Description of the task: Copy every line of the listing that holds the string "中小企業".

=== Information shown ===

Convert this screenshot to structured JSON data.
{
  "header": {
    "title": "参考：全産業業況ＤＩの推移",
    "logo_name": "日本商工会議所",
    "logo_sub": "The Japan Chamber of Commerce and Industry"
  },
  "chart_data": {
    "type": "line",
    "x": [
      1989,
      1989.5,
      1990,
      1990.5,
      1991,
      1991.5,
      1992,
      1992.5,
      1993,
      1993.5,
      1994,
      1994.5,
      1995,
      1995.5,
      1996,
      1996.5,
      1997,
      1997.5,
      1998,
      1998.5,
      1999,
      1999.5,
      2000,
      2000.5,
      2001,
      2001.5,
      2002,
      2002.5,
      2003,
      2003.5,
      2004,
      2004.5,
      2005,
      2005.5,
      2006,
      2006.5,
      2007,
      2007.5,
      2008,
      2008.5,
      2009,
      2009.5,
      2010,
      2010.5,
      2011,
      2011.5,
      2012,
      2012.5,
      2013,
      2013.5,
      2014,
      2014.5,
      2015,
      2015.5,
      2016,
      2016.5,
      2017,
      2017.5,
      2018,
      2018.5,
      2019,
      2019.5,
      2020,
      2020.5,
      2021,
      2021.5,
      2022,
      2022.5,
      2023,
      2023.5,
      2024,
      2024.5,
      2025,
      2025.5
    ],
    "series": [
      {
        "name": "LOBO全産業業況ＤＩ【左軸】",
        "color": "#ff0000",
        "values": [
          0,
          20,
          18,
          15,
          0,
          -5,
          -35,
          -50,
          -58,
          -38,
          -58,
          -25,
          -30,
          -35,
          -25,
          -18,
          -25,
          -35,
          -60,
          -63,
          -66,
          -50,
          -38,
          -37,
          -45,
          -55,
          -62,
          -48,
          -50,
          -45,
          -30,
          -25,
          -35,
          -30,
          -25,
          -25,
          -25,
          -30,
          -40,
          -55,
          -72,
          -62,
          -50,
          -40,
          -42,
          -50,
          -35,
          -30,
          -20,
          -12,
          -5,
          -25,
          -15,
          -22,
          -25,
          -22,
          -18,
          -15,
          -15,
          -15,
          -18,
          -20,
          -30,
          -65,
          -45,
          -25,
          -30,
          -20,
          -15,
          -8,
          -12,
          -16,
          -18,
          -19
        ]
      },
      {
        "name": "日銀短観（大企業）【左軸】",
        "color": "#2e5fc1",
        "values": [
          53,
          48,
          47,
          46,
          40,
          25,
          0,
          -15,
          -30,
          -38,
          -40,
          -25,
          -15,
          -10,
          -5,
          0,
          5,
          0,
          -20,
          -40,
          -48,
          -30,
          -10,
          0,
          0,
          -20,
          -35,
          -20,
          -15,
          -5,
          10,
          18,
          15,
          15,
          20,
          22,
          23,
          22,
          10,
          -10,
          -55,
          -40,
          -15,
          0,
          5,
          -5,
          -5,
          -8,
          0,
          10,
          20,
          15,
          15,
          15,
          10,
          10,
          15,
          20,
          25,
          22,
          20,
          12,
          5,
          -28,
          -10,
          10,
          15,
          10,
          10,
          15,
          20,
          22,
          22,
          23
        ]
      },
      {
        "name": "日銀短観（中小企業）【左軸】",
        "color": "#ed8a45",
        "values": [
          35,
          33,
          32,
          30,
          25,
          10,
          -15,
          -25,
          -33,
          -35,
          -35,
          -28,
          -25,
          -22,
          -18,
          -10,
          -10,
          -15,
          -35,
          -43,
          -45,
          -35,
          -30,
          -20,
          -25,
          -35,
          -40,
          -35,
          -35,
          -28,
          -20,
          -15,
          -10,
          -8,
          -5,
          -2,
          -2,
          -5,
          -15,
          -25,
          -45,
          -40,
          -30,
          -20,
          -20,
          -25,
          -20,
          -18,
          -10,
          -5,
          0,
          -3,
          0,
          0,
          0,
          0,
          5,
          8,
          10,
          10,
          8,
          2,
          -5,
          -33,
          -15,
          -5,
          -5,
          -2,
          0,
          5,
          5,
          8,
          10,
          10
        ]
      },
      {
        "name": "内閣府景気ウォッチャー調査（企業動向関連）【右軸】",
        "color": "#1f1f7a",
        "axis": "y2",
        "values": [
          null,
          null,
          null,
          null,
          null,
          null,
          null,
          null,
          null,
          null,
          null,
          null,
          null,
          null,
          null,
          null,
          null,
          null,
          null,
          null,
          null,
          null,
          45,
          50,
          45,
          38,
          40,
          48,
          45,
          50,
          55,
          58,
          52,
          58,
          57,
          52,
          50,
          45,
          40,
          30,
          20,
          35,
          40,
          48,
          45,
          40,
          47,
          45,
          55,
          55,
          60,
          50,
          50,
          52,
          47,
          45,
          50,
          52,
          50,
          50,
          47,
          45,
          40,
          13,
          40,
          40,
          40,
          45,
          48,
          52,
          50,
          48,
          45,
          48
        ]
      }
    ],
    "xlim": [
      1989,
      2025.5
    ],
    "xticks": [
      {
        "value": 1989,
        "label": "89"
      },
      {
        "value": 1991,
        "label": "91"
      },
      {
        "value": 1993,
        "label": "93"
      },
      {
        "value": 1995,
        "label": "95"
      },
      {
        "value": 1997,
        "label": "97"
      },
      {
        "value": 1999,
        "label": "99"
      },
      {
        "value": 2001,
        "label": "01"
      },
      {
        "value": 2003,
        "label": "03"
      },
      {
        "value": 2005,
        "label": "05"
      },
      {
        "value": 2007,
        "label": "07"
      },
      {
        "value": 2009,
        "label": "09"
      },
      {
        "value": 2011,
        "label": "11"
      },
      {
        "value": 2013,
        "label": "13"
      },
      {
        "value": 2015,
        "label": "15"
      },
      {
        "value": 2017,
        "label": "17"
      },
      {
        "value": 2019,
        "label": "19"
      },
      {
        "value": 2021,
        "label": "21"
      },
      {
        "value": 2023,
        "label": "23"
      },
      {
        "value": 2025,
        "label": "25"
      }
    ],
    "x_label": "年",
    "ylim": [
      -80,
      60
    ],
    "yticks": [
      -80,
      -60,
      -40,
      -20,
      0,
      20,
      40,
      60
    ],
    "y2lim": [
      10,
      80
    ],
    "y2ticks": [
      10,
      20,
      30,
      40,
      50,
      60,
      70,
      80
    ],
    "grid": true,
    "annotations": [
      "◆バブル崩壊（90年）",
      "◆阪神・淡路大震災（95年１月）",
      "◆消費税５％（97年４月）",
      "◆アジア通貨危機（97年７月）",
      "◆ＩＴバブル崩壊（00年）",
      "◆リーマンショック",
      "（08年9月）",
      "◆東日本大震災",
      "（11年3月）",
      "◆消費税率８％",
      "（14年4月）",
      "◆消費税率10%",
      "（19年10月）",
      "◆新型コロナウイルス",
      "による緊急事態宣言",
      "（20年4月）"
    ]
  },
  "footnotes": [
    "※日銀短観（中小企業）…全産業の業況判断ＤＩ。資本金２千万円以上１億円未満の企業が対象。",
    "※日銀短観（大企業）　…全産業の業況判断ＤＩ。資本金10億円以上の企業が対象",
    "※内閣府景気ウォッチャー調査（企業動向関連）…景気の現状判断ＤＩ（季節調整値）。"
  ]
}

===

Exercise output:
        "name": "日銀短観（中小企業）【左軸】",
    "※日銀短観（中小企業）…全産業の業況判断ＤＩ。資本金２千万円以上１億円未満の企業が対象。",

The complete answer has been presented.